- [What this task involves] Each line that follows should be printed again exactly as it stands.
•••••
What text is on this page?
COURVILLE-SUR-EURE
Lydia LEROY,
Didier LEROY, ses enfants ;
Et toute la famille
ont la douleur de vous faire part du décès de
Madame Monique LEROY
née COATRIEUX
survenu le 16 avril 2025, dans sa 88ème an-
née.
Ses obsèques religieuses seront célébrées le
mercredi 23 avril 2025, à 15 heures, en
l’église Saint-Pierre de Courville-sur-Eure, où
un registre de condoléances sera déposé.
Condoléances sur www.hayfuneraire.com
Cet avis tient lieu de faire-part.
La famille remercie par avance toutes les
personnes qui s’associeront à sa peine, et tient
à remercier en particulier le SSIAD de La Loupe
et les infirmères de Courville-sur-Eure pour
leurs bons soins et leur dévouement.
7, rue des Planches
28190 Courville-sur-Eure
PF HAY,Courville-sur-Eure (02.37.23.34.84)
•••••
- [Completed exercise]
What text is on this page?
COURVILLE-SUR-EURE
Lydia LEROY,
Didier LEROY, ses enfants ;
Et toute la famille
ont la douleur de vous faire part du décès de
Madame Monique LEROY
née COATRIEUX
survenu le 16 avril 2025, dans sa 88ème an-
née.
Ses obsèques religieuses seront célébrées le
mercredi 23 avril 2025, à 15 heures, en
l’église Saint-Pierre de Courville-sur-Eure, où
un registre de condoléances sera déposé.
Condoléances sur www.hayfuneraire.com
Cet avis tient lieu de faire-part.
La famille remercie par avance toutes les
personnes qui s’associeront à sa peine, et tient
à remercier en particulier le SSIAD de La Loupe
et les infirmères de Courville-sur-Eure pour
leurs bons soins et leur dévouement.
7, rue des Planches
28190 Courville-sur-Eure
PF HAY,Courville-sur-Eure (02.37.23.34.84)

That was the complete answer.